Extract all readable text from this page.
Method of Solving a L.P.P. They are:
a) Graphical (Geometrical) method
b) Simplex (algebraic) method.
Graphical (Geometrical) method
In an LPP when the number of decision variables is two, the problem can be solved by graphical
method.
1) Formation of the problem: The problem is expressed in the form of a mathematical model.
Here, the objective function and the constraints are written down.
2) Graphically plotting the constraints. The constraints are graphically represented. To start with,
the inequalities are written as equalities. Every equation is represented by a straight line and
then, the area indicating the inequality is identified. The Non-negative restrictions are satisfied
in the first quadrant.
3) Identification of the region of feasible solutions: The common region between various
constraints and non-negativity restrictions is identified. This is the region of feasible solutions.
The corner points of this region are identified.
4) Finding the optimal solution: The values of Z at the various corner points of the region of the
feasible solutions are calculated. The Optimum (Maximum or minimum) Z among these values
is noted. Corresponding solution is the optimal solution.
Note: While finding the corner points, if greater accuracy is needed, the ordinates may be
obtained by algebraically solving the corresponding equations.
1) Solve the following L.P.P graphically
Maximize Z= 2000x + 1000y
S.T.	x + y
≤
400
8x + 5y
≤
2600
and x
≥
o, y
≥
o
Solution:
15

§ Task: Send back every record, precisely as written.

§ Finished exercise:
Extract all readable text from this page.
Method of Solving a L.P.P. They are:
a) Graphical (Geometrical) method
b) Simplex (algebraic) method.
Graphical (Geometrical) method
In an LPP when the number of decision variables is two, the problem can be solved by graphical
method.
1) Formation of the problem: The problem is expressed in the form of a mathematical model.
Here, the objective function and the constraints are written down.
2) Graphically plotting the constraints. The constraints are graphically represented. To start with,
the inequalities are written as equalities. Every equation is represented by a straight line and
then, the area indicating the inequality is identified. The Non-negative restrictions are satisfied
in the first quadrant.
3) Identification of the region of feasible solutions: The common region between various
constraints and non-negativity restrictions is identified. This is the region of feasible solutions.
The corner points of this region are identified.
4) Finding the optimal solution: The values of Z at the various corner points of the region of the
feasible solutions are calculated. The Optimum (Maximum or minimum) Z among these values
is noted. Corresponding solution is the optimal solution.
Note: While finding the corner points, if greater accuracy is needed, the ordinates may be
obtained by algebraically solving the corresponding equations.
1) Solve the following L.P.P graphically
Maximize Z= 2000x + 1000y
S.T.	x + y
≤
400
8x + 5y
≤
2600
and x
≥
o, y
≥
o
Solution:
15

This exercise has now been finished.